▼

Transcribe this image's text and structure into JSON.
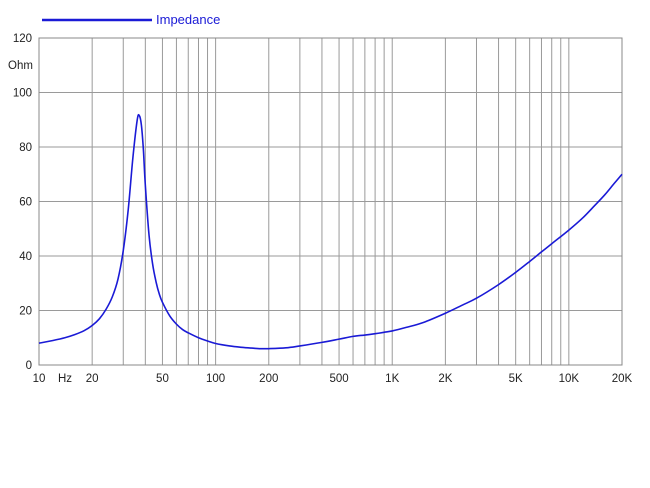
{
  "chart_data": {
    "type": "line",
    "title": "",
    "xlabel": "Hz",
    "ylabel": "Ohm",
    "x_scale": "log",
    "xlim": [
      10,
      20000
    ],
    "ylim": [
      0,
      120
    ],
    "grid": true,
    "legend_placement": "top-left",
    "x_ticks": [
      {
        "value": 10,
        "label": "10"
      },
      {
        "value": 20,
        "label": "20"
      },
      {
        "value": 50,
        "label": "50"
      },
      {
        "value": 100,
        "label": "100"
      },
      {
        "value": 200,
        "label": "200"
      },
      {
        "value": 500,
        "label": "500"
      },
      {
        "value": 1000,
        "label": "1K"
      },
      {
        "value": 2000,
        "label": "2K"
      },
      {
        "value": 5000,
        "label": "5K"
      },
      {
        "value": 10000,
        "label": "10K"
      },
      {
        "value": 20000,
        "label": "20K"
      }
    ],
    "y_ticks": [
      {
        "value": 0,
        "label": "0"
      },
      {
        "value": 20,
        "label": "20"
      },
      {
        "value": 40,
        "label": "40"
      },
      {
        "value": 60,
        "label": "60"
      },
      {
        "value": 80,
        "label": "80"
      },
      {
        "value": 100,
        "label": "100"
      },
      {
        "value": 120,
        "label": "120"
      }
    ],
    "series": [
      {
        "name": "Impedance",
        "color": "#1a1ad6",
        "x": [
          10,
          12,
          14,
          16,
          18,
          20,
          22,
          24,
          26,
          28,
          30,
          32,
          34,
          36,
          37,
          38,
          39,
          40,
          42,
          44,
          46,
          48,
          50,
          55,
          60,
          65,
          70,
          80,
          90,
          100,
          120,
          140,
          160,
          180,
          200,
          250,
          300,
          400,
          500,
          600,
          700,
          800,
          900,
          1000,
          1200,
          1500,
          2000,
          2500,
          3000,
          4000,
          5000,
          6000,
          7000,
          8000,
          10000,
          12000,
          14000,
          16000,
          18000,
          20000
        ],
        "y": [
          8,
          9,
          10,
          11.2,
          12.6,
          14.5,
          17,
          20.5,
          25,
          31.5,
          42,
          57,
          76,
          90,
          91.5,
          88,
          79,
          66,
          47.5,
          37,
          30.5,
          26,
          23,
          18,
          15,
          13,
          11.8,
          10,
          8.8,
          7.9,
          7,
          6.5,
          6.2,
          6,
          6,
          6.3,
          7,
          8.3,
          9.5,
          10.5,
          11,
          11.5,
          12,
          12.5,
          13.8,
          15.6,
          19,
          22,
          24.5,
          29.5,
          34,
          38,
          41.5,
          44.5,
          49.5,
          54,
          58.5,
          62.5,
          66.5,
          70
        ]
      }
    ]
  }
}
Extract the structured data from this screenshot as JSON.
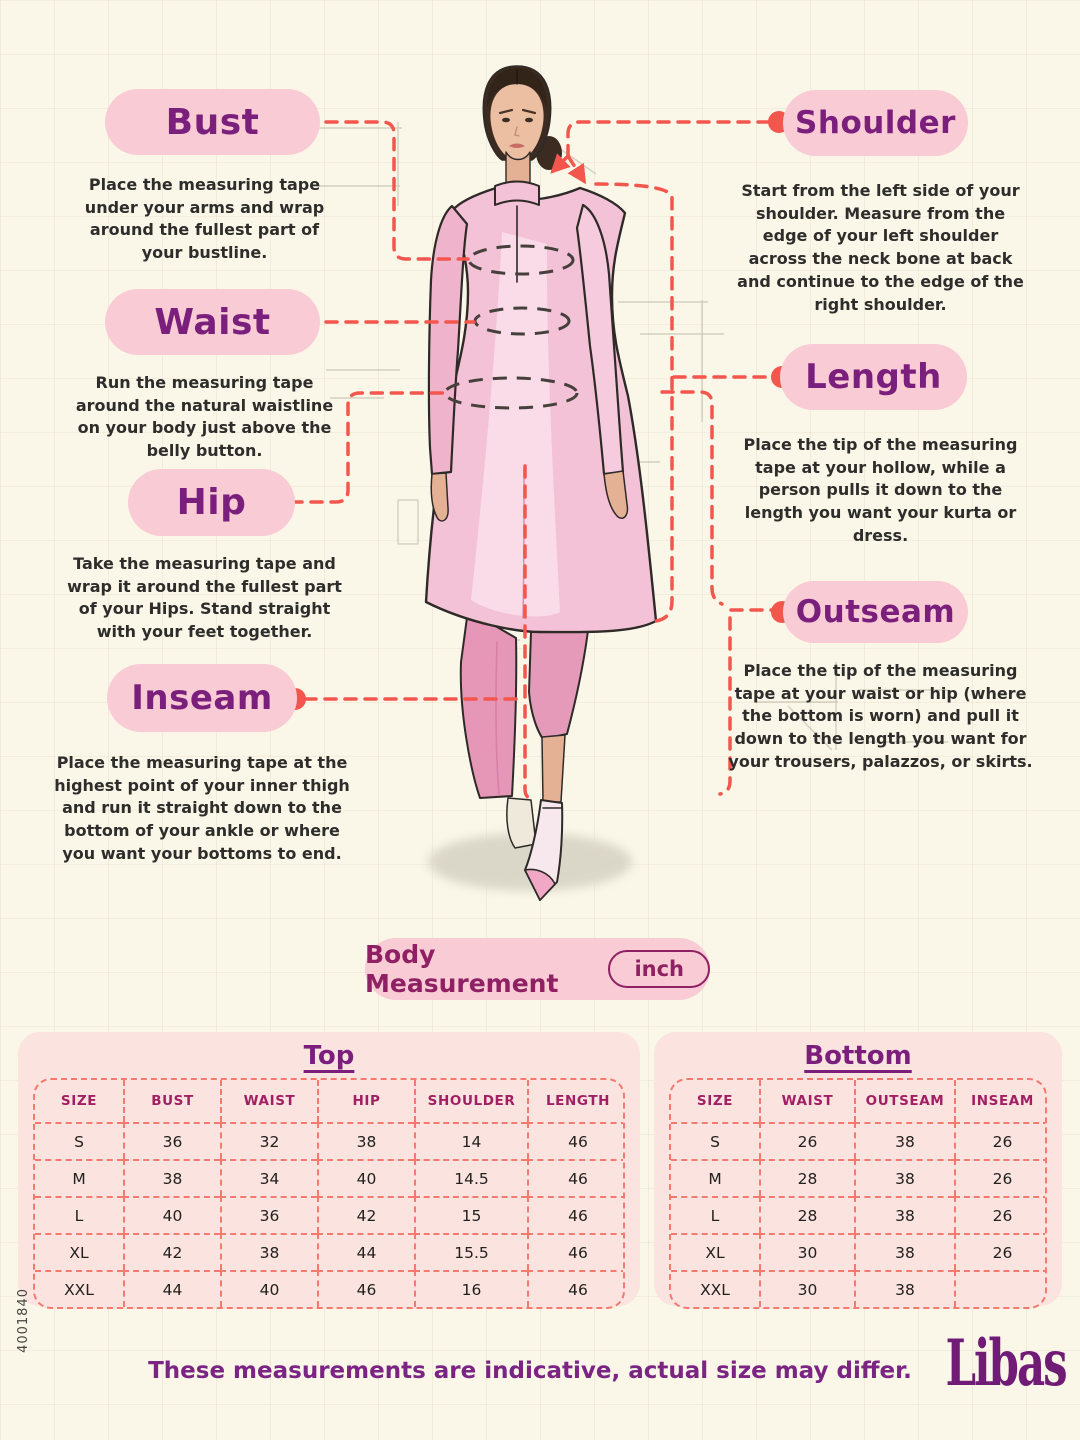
{
  "page": {
    "code": "4001840",
    "footer": "These measurements are indicative, actual size may differ.",
    "brand": "Libas"
  },
  "colors": {
    "pink": "#F9CBD4",
    "purple": "#7B1F7D",
    "magenta": "#A21F63",
    "coral": "#F2564D",
    "dash": "#F27A6E",
    "card": "#FBE3E0",
    "cream": "#FAF7E8"
  },
  "measure_labels": [
    {
      "id": "bust",
      "label": "Bust",
      "desc": "Place the measuring tape under your arms and wrap around the fullest part of your bustline."
    },
    {
      "id": "waist",
      "label": "Waist",
      "desc": "Run the measuring tape around the natural waistline on your body just above the belly button."
    },
    {
      "id": "hip",
      "label": "Hip",
      "desc": "Take the measuring tape and wrap it around the fullest part of your Hips. Stand straight with your feet together."
    },
    {
      "id": "inseam",
      "label": "Inseam",
      "desc": "Place the measuring tape at the highest point of your inner thigh and run it straight down to the bottom of your ankle or where you want your bottoms to end."
    },
    {
      "id": "shoulder",
      "label": "Shoulder",
      "desc": "Start from the left side of your shoulder. Measure from the edge of your left shoulder across the neck bone at back and continue to the edge of the right shoulder."
    },
    {
      "id": "length",
      "label": "Length",
      "desc": "Place the tip of the measuring tape at your hollow, while a person pulls it down to the length you want your kurta or dress."
    },
    {
      "id": "outseam",
      "label": "Outseam",
      "desc": "Place the tip of the measuring tape at your waist or hip (where the bottom is worn) and pull it down to the length you want for your trousers, palazzos, or skirts."
    }
  ],
  "measurement_bar": {
    "label": "Body Measurement",
    "unit": "inch"
  },
  "tables": {
    "top": {
      "title": "Top",
      "headers": [
        "SIZE",
        "BUST",
        "WAIST",
        "HIP",
        "SHOULDER",
        "LENGTH"
      ],
      "rows": [
        [
          "S",
          "36",
          "32",
          "38",
          "14",
          "46"
        ],
        [
          "M",
          "38",
          "34",
          "40",
          "14.5",
          "46"
        ],
        [
          "L",
          "40",
          "36",
          "42",
          "15",
          "46"
        ],
        [
          "XL",
          "42",
          "38",
          "44",
          "15.5",
          "46"
        ],
        [
          "XXL",
          "44",
          "40",
          "46",
          "16",
          "46"
        ]
      ]
    },
    "bottom": {
      "title": "Bottom",
      "headers": [
        "SIZE",
        "WAIST",
        "OUTSEAM",
        "INSEAM"
      ],
      "rows": [
        [
          "S",
          "26",
          "38",
          "26"
        ],
        [
          "M",
          "28",
          "38",
          "26"
        ],
        [
          "L",
          "28",
          "38",
          "26"
        ],
        [
          "XL",
          "30",
          "38",
          "26"
        ],
        [
          "XXL",
          "30",
          "38",
          ""
        ]
      ]
    }
  }
}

▲

• _WHAT YOU SHOULD DO_
Go through the entries above and output them exactly, without pictures.

• _RESULT_
Transcribe this image's text and structure into JSON.
{
  "chart_data": {
    "type": "line",
    "title": "",
    "xlabel": "Hz",
    "ylabel": "Ohm",
    "x_scale": "log",
    "xlim": [
      10,
      20000
    ],
    "ylim": [
      0,
      120
    ],
    "grid": true,
    "legend_placement": "top-left",
    "x_ticks": [
      {
        "value": 10,
        "label": "10"
      },
      {
        "value": 20,
        "label": "20"
      },
      {
        "value": 50,
        "label": "50"
      },
      {
        "value": 100,
        "label": "100"
      },
      {
        "value": 200,
        "label": "200"
      },
      {
        "value": 500,
        "label": "500"
      },
      {
        "value": 1000,
        "label": "1K"
      },
      {
        "value": 2000,
        "label": "2K"
      },
      {
        "value": 5000,
        "label": "5K"
      },
      {
        "value": 10000,
        "label": "10K"
      },
      {
        "value": 20000,
        "label": "20K"
      }
    ],
    "y_ticks": [
      {
        "value": 0,
        "label": "0"
      },
      {
        "value": 20,
        "label": "20"
      },
      {
        "value": 40,
        "label": "40"
      },
      {
        "value": 60,
        "label": "60"
      },
      {
        "value": 80,
        "label": "80"
      },
      {
        "value": 100,
        "label": "100"
      },
      {
        "value": 120,
        "label": "120"
      }
    ],
    "series": [
      {
        "name": "Impedance",
        "color": "#1a1ad6",
        "x": [
          10,
          12,
          14,
          16,
          18,
          20,
          22,
          24,
          26,
          28,
          30,
          32,
          34,
          36,
          37,
          38,
          39,
          40,
          42,
          44,
          46,
          48,
          50,
          55,
          60,
          65,
          70,
          80,
          90,
          100,
          120,
          140,
          160,
          180,
          200,
          250,
          300,
          400,
          500,
          600,
          700,
          800,
          900,
          1000,
          1200,
          1500,
          2000,
          2500,
          3000,
          4000,
          5000,
          6000,
          7000,
          8000,
          10000,
          12000,
          14000,
          16000,
          18000,
          20000
        ],
        "y": [
          8,
          9,
          10,
          11.2,
          12.6,
          14.5,
          17,
          20.5,
          25,
          31.5,
          42,
          57,
          76,
          90,
          91.5,
          88,
          79,
          66,
          47.5,
          37,
          30.5,
          26,
          23,
          18,
          15,
          13,
          11.8,
          10,
          8.8,
          7.9,
          7,
          6.5,
          6.2,
          6,
          6,
          6.3,
          7,
          8.3,
          9.5,
          10.5,
          11,
          11.5,
          12,
          12.5,
          13.8,
          15.6,
          19,
          22,
          24.5,
          29.5,
          34,
          38,
          41.5,
          44.5,
          49.5,
          54,
          58.5,
          62.5,
          66.5,
          70
        ]
      }
    ]
  }
}
Extract the structured data from this screenshot as JSON.
{
  "page": {
    "code": "4001840",
    "footer": "These measurements are indicative, actual size may differ.",
    "brand": "Libas"
  },
  "colors": {
    "pink": "#F9CBD4",
    "purple": "#7B1F7D",
    "magenta": "#A21F63",
    "coral": "#F2564D",
    "dash": "#F27A6E",
    "card": "#FBE3E0",
    "cream": "#FAF7E8"
  },
  "measure_labels": [
    {
      "id": "bust",
      "label": "Bust",
      "desc": "Place the measuring tape under your arms and wrap around the fullest part of your bustline."
    },
    {
      "id": "waist",
      "label": "Waist",
      "desc": "Run the measuring tape around the natural waistline on your body just above the belly button."
    },
    {
      "id": "hip",
      "label": "Hip",
      "desc": "Take the measuring tape and wrap it around the fullest part of your Hips. Stand straight with your feet together."
    },
    {
      "id": "inseam",
      "label": "Inseam",
      "desc": "Place the measuring tape at the highest point of your inner thigh and run it straight down to the bottom of your ankle or where you want your bottoms to end."
    },
    {
      "id": "shoulder",
      "label": "Shoulder",
      "desc": "Start from the left side of your shoulder. Measure from the edge of your left shoulder across the neck bone at back and continue to the edge of the right shoulder."
    },
    {
      "id": "length",
      "label": "Length",
      "desc": "Place the tip of the measuring tape at your hollow, while a person pulls it down to the length you want your kurta or dress."
    },
    {
      "id": "outseam",
      "label": "Outseam",
      "desc": "Place the tip of the measuring tape at your waist or hip (where the bottom is worn) and pull it down to the length you want for your trousers, palazzos, or skirts."
    }
  ],
  "measurement_bar": {
    "label": "Body Measurement",
    "unit": "inch"
  },
  "tables": {
    "top": {
      "title": "Top",
      "headers": [
        "SIZE",
        "BUST",
        "WAIST",
        "HIP",
        "SHOULDER",
        "LENGTH"
      ],
      "rows": [
        [
          "S",
          "36",
          "32",
          "38",
          "14",
          "46"
        ],
        [
          "M",
          "38",
          "34",
          "40",
          "14.5",
          "46"
        ],
        [
          "L",
          "40",
          "36",
          "42",
          "15",
          "46"
        ],
        [
          "XL",
          "42",
          "38",
          "44",
          "15.5",
          "46"
        ],
        [
          "XXL",
          "44",
          "40",
          "46",
          "16",
          "46"
        ]
      ]
    },
    "bottom": {
      "title": "Bottom",
      "headers": [
        "SIZE",
        "WAIST",
        "OUTSEAM",
        "INSEAM"
      ],
      "rows": [
        [
          "S",
          "26",
          "38",
          "26"
        ],
        [
          "M",
          "28",
          "38",
          "26"
        ],
        [
          "L",
          "28",
          "38",
          "26"
        ],
        [
          "XL",
          "30",
          "38",
          "26"
        ],
        [
          "XXL",
          "30",
          "38",
          ""
        ]
      ]
    }
  }
}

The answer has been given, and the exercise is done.